> **Rows**
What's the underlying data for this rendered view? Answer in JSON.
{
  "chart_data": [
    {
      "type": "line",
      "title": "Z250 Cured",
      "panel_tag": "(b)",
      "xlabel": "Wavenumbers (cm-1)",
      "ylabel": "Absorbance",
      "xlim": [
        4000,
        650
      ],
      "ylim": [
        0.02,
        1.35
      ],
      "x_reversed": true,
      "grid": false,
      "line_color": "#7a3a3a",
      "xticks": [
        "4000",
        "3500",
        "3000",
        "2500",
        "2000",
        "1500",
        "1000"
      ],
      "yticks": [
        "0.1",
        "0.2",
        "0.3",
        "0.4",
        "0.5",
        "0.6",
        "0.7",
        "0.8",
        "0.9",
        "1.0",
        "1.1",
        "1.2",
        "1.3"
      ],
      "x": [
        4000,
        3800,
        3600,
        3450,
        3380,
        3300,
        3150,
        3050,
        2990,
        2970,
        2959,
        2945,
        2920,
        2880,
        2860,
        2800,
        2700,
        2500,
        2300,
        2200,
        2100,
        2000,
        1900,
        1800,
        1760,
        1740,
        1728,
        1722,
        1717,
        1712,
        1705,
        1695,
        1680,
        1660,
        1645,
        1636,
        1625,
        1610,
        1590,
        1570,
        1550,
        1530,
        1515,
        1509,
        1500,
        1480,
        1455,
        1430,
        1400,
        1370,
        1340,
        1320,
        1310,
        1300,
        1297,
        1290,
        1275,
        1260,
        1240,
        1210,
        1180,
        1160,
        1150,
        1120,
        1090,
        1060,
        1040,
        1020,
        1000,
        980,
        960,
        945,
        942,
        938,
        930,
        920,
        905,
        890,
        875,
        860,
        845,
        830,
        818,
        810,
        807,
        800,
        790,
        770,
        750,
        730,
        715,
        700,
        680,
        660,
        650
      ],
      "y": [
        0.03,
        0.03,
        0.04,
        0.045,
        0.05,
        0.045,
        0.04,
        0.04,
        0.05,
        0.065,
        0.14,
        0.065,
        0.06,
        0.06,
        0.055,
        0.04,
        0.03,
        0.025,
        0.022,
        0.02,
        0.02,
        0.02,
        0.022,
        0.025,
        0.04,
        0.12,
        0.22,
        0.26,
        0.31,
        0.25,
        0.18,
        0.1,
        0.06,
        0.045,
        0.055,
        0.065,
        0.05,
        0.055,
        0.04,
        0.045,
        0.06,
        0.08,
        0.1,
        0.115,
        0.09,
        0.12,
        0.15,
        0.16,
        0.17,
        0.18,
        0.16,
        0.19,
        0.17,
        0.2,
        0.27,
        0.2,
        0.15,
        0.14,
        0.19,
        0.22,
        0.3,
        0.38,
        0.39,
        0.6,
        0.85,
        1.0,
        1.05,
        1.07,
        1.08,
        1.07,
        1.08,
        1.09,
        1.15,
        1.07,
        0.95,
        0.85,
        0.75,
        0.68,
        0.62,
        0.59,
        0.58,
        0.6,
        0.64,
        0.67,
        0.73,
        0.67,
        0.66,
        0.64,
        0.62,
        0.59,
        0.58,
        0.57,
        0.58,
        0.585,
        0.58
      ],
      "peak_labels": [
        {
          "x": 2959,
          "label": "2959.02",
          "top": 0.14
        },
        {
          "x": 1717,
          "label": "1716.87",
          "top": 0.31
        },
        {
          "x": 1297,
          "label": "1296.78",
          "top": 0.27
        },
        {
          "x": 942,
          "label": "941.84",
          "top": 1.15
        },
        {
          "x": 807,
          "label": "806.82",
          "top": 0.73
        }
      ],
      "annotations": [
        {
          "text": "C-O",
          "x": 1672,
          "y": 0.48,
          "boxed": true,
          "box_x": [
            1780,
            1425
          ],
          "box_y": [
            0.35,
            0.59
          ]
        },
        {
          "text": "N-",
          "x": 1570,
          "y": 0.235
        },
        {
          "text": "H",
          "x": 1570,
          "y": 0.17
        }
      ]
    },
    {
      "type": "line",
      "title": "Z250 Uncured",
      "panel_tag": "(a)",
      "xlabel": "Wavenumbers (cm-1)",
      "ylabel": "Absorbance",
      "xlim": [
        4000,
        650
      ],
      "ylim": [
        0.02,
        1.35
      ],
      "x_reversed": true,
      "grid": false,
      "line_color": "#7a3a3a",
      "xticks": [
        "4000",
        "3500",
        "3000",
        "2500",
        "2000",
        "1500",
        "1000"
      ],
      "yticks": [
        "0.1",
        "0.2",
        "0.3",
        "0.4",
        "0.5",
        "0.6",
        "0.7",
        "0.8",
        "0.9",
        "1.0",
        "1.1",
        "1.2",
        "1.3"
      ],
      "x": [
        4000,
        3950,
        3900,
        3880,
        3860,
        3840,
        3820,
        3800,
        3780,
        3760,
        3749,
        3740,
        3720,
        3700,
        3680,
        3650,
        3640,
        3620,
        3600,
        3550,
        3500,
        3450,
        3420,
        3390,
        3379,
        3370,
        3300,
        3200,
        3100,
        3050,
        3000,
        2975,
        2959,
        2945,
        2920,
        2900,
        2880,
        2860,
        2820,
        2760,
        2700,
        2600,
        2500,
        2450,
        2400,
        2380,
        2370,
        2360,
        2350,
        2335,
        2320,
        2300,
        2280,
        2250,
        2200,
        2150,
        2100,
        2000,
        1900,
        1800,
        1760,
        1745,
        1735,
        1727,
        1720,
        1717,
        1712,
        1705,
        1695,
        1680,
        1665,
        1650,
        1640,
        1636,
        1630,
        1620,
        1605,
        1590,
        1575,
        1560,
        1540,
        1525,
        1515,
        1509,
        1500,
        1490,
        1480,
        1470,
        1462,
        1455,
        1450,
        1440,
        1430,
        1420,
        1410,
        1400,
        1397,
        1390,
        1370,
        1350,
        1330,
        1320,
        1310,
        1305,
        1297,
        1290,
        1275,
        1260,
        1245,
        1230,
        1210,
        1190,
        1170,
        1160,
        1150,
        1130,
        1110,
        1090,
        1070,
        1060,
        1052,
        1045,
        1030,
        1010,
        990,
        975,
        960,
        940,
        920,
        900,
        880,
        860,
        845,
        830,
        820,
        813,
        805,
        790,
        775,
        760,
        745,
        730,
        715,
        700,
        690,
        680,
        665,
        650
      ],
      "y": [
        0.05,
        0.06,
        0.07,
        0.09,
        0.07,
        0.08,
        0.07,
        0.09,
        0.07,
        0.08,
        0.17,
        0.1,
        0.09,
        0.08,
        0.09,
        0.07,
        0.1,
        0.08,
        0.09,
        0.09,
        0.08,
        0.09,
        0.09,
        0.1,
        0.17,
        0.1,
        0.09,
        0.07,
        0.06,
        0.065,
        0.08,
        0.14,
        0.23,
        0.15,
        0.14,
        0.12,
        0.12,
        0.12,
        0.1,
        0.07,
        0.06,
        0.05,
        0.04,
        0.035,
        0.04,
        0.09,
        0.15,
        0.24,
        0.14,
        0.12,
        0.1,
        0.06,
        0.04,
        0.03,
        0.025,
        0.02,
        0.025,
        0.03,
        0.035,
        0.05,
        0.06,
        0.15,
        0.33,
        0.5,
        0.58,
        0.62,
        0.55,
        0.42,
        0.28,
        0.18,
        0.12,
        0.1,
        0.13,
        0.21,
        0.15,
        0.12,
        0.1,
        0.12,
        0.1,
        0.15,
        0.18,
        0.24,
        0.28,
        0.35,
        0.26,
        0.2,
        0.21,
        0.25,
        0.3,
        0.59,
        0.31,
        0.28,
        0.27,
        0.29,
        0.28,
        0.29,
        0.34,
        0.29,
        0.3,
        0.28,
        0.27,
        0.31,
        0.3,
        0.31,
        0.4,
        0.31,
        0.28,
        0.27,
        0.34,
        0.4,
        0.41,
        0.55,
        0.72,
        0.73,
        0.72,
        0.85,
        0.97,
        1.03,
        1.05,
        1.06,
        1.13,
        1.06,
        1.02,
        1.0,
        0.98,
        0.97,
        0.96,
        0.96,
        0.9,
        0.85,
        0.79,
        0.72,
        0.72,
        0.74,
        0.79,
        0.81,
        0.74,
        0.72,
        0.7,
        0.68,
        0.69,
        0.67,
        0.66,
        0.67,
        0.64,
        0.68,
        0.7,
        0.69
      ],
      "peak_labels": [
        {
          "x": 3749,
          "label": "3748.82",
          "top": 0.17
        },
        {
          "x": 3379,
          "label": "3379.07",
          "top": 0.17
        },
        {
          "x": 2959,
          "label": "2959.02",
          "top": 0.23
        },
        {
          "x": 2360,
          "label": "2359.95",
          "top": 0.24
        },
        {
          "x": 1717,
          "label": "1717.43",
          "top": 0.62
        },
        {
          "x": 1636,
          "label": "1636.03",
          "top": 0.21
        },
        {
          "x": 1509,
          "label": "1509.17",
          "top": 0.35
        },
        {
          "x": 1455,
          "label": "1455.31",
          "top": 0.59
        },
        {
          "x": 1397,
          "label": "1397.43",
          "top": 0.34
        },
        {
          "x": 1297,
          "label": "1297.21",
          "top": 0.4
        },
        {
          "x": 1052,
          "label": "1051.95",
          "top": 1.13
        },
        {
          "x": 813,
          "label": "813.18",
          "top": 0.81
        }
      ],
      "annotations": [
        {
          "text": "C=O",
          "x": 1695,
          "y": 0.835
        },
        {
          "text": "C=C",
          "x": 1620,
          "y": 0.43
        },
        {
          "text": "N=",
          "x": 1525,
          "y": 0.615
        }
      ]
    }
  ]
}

> **Exercise instructions**
Only the number is required: the count of lines containing the word "text".

> **Reply to the task**
6